THE TASK: Count only the lines of the records that hold "Assortiment", then give the number without any other words.

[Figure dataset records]
++++++
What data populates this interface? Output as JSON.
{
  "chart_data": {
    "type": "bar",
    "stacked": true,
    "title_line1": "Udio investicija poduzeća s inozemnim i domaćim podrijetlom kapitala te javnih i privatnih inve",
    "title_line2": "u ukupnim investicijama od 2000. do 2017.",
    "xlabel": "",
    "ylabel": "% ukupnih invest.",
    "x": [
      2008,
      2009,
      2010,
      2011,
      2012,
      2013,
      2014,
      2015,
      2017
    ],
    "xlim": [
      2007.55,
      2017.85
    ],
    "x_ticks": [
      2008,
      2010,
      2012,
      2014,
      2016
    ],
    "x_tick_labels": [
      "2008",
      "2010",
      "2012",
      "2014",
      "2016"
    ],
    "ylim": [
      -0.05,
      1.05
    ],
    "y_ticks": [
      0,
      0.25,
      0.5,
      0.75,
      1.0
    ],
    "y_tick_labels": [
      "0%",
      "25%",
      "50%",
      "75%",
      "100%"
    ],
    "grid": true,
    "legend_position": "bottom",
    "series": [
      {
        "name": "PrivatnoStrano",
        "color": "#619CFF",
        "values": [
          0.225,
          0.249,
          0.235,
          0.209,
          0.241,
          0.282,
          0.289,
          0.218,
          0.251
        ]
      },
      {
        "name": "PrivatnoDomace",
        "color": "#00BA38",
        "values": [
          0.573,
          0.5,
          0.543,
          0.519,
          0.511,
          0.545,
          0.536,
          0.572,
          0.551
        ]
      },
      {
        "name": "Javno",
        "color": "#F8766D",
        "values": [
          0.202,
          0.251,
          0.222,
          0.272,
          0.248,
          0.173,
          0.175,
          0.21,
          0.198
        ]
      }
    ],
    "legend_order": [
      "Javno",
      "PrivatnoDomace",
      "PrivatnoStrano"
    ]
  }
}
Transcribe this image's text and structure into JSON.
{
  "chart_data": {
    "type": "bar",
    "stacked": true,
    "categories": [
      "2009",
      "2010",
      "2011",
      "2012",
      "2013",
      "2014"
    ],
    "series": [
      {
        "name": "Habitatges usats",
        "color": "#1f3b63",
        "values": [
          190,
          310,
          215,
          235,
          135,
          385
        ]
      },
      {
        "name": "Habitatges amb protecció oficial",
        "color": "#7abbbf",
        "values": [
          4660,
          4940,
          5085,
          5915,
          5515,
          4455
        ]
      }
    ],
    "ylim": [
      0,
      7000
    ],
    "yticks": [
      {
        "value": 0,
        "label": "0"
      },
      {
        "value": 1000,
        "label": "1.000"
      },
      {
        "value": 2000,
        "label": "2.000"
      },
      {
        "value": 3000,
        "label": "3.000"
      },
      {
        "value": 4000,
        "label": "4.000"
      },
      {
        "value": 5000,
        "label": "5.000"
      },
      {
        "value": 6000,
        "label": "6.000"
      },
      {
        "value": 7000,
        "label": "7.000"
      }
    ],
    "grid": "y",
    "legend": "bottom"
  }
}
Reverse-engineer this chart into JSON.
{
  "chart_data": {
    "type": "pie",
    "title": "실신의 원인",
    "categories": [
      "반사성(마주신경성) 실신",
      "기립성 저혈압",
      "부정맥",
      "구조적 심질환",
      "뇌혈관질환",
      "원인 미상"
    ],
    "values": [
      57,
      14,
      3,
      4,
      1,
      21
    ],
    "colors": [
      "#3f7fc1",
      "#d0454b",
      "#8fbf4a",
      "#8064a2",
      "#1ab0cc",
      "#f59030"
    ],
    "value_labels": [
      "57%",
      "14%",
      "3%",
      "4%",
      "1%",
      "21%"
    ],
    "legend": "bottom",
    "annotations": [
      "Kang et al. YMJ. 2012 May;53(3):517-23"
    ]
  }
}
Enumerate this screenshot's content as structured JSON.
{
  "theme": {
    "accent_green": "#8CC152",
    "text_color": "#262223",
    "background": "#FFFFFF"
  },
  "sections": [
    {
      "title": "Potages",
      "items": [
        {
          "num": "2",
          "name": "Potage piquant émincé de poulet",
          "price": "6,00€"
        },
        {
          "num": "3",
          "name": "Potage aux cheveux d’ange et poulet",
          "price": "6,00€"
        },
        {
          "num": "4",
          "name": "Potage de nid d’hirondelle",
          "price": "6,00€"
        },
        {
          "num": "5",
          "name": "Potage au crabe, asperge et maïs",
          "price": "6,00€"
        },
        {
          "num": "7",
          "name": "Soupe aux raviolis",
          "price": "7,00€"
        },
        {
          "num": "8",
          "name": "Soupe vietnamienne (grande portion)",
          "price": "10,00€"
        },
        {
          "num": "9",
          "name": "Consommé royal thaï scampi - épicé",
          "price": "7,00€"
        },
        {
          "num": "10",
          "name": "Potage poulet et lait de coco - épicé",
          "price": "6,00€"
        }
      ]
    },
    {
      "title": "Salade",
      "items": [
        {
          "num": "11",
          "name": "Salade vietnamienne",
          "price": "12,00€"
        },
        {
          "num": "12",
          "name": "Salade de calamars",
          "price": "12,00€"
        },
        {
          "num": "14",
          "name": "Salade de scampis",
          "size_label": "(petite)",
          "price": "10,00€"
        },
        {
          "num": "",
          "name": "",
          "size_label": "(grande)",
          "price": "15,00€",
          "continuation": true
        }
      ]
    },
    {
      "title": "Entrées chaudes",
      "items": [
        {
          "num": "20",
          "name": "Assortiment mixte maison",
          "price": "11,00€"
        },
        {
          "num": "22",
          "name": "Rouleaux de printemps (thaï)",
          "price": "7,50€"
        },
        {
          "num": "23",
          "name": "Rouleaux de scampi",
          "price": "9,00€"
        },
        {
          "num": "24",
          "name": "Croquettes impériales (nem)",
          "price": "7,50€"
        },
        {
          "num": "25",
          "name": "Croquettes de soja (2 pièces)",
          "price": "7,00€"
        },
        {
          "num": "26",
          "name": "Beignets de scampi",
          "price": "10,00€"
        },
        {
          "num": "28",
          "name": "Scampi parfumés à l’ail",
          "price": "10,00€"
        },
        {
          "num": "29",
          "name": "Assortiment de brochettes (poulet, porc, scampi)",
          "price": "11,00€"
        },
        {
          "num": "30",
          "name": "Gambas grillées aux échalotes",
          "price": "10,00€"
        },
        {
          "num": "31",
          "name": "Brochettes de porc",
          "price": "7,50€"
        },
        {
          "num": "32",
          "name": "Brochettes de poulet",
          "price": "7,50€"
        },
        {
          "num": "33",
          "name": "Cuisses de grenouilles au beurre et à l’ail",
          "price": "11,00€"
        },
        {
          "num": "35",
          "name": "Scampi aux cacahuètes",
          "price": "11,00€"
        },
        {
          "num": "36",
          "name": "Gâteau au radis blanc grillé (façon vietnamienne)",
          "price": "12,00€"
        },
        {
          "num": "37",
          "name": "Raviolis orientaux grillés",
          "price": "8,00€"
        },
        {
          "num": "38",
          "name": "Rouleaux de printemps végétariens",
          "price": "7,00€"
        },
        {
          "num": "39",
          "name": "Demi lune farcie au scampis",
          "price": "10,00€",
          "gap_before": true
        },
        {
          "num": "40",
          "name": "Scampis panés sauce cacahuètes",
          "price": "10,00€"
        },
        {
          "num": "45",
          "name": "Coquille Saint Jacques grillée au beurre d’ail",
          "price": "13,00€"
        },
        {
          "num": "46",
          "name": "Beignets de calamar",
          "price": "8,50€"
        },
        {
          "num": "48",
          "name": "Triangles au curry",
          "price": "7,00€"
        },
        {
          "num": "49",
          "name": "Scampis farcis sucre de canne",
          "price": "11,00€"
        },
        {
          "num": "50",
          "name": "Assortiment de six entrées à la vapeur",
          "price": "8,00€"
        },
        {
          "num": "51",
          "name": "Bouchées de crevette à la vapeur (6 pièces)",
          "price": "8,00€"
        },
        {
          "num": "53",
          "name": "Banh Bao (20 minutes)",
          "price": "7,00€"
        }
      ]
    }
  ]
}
++++++
ANSWER TO THE TASK: 3